* [What is required] Extract every entry word for word. Skip the pictures.

* [Data for this exercise]

-----

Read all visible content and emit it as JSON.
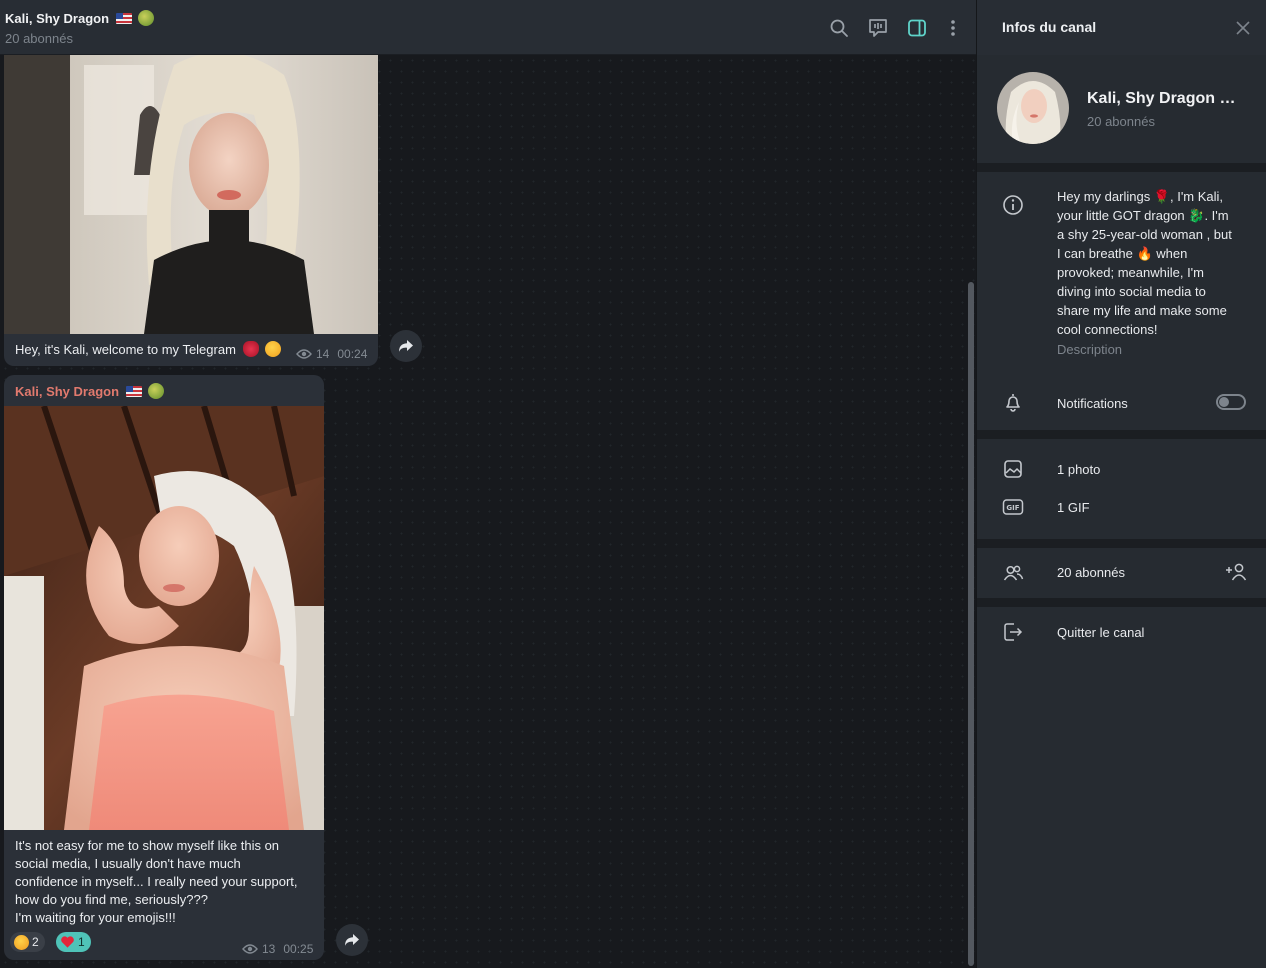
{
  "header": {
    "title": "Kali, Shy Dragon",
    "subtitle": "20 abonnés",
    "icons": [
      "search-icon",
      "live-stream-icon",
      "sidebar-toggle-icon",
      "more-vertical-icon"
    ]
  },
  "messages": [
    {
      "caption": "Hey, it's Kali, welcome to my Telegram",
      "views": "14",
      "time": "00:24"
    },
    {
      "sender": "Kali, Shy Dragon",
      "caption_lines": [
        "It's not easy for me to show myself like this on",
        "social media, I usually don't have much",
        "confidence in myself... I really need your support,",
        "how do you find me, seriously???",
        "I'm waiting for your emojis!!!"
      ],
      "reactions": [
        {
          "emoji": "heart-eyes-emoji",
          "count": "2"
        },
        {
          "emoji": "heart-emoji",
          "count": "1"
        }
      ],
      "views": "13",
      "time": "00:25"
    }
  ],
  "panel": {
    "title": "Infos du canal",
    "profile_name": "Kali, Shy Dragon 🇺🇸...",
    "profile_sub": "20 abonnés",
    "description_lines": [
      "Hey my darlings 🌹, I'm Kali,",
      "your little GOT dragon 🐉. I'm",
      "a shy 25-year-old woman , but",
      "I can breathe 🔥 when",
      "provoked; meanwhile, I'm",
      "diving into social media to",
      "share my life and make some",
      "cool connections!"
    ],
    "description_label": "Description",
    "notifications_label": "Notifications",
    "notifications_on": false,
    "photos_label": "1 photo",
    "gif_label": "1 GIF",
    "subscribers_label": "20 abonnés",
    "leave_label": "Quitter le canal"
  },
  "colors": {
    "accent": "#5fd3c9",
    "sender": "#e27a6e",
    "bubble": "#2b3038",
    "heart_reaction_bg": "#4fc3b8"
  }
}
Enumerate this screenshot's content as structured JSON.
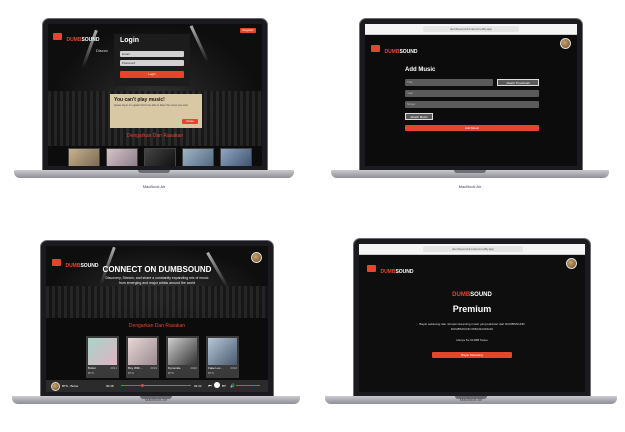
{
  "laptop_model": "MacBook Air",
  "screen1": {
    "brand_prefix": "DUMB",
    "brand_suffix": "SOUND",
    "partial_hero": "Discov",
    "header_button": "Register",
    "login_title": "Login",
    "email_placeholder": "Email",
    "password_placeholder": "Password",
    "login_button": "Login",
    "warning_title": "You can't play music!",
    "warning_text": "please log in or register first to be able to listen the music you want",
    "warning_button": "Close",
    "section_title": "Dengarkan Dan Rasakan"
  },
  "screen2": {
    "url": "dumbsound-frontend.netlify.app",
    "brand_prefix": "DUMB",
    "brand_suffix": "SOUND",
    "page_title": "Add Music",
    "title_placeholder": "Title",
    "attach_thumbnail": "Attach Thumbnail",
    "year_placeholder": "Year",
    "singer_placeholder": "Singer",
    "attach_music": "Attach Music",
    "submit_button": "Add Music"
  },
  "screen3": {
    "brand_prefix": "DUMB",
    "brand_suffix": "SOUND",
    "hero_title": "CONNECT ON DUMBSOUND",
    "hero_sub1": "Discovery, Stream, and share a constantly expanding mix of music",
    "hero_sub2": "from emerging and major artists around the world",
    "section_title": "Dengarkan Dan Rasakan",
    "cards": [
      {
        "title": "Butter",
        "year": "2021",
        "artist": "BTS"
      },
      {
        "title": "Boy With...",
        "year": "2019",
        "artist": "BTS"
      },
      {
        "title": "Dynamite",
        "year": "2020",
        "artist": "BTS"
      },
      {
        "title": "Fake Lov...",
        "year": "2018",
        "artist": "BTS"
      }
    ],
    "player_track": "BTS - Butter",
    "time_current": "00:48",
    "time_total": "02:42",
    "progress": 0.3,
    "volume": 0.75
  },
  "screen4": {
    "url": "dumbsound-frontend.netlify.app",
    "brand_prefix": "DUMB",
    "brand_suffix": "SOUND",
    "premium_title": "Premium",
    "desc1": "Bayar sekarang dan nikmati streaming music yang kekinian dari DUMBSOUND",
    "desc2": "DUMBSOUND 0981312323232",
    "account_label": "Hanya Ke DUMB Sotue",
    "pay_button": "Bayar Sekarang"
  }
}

-----

* [Expected answer]
Read all visible content and emit it as JSON.
{
  "header": {
    "title": "Kali, Shy Dragon",
    "subtitle": "20 abonnés",
    "icons": [
      "search-icon",
      "live-stream-icon",
      "sidebar-toggle-icon",
      "more-vertical-icon"
    ]
  },
  "messages": [
    {
      "caption": "Hey, it's Kali, welcome to my Telegram",
      "views": "14",
      "time": "00:24"
    },
    {
      "sender": "Kali, Shy Dragon",
      "caption_lines": [
        "It's not easy for me to show myself like this on",
        "social media, I usually don't have much",
        "confidence in myself... I really need your support,",
        "how do you find me, seriously???",
        "I'm waiting for your emojis!!!"
      ],
      "reactions": [
        {
          "emoji": "heart-eyes-emoji",
          "count": "2"
        },
        {
          "emoji": "heart-emoji",
          "count": "1"
        }
      ],
      "views": "13",
      "time": "00:25"
    }
  ],
  "panel": {
    "title": "Infos du canal",
    "profile_name": "Kali, Shy Dragon 🇺🇸...",
    "profile_sub": "20 abonnés",
    "description_lines": [
      "Hey my darlings 🌹, I'm Kali,",
      "your little GOT dragon 🐉. I'm",
      "a shy 25-year-old woman , but",
      "I can breathe 🔥 when",
      "provoked; meanwhile, I'm",
      "diving into social media to",
      "share my life and make some",
      "cool connections!"
    ],
    "description_label": "Description",
    "notifications_label": "Notifications",
    "notifications_on": false,
    "photos_label": "1 photo",
    "gif_label": "1 GIF",
    "subscribers_label": "20 abonnés",
    "leave_label": "Quitter le canal"
  },
  "colors": {
    "accent": "#5fd3c9",
    "sender": "#e27a6e",
    "bubble": "#2b3038",
    "heart_reaction_bg": "#4fc3b8"
  }
}
Enumerate this screenshot's content as structured JSON.
{
  "laptop_model": "MacBook Air",
  "screen1": {
    "brand_prefix": "DUMB",
    "brand_suffix": "SOUND",
    "partial_hero": "Discov",
    "header_button": "Register",
    "login_title": "Login",
    "email_placeholder": "Email",
    "password_placeholder": "Password",
    "login_button": "Login",
    "warning_title": "You can't play music!",
    "warning_text": "please log in or register first to be able to listen the music you want",
    "warning_button": "Close",
    "section_title": "Dengarkan Dan Rasakan"
  },
  "screen2": {
    "url": "dumbsound-frontend.netlify.app",
    "brand_prefix": "DUMB",
    "brand_suffix": "SOUND",
    "page_title": "Add Music",
    "title_placeholder": "Title",
    "attach_thumbnail": "Attach Thumbnail",
    "year_placeholder": "Year",
    "singer_placeholder": "Singer",
    "attach_music": "Attach Music",
    "submit_button": "Add Music"
  },
  "screen3": {
    "brand_prefix": "DUMB",
    "brand_suffix": "SOUND",
    "hero_title": "CONNECT ON DUMBSOUND",
    "hero_sub1": "Discovery, Stream, and share a constantly expanding mix of music",
    "hero_sub2": "from emerging and major artists around the world",
    "section_title": "Dengarkan Dan Rasakan",
    "cards": [
      {
        "title": "Butter",
        "year": "2021",
        "artist": "BTS"
      },
      {
        "title": "Boy With...",
        "year": "2019",
        "artist": "BTS"
      },
      {
        "title": "Dynamite",
        "year": "2020",
        "artist": "BTS"
      },
      {
        "title": "Fake Lov...",
        "year": "2018",
        "artist": "BTS"
      }
    ],
    "player_track": "BTS - Butter",
    "time_current": "00:48",
    "time_total": "02:42",
    "progress": 0.3,
    "volume": 0.75
  },
  "screen4": {
    "url": "dumbsound-frontend.netlify.app",
    "brand_prefix": "DUMB",
    "brand_suffix": "SOUND",
    "premium_title": "Premium",
    "desc1": "Bayar sekarang dan nikmati streaming music yang kekinian dari DUMBSOUND",
    "desc2": "DUMBSOUND 0981312323232",
    "account_label": "Hanya Ke DUMB Sotue",
    "pay_button": "Bayar Sekarang"
  }
}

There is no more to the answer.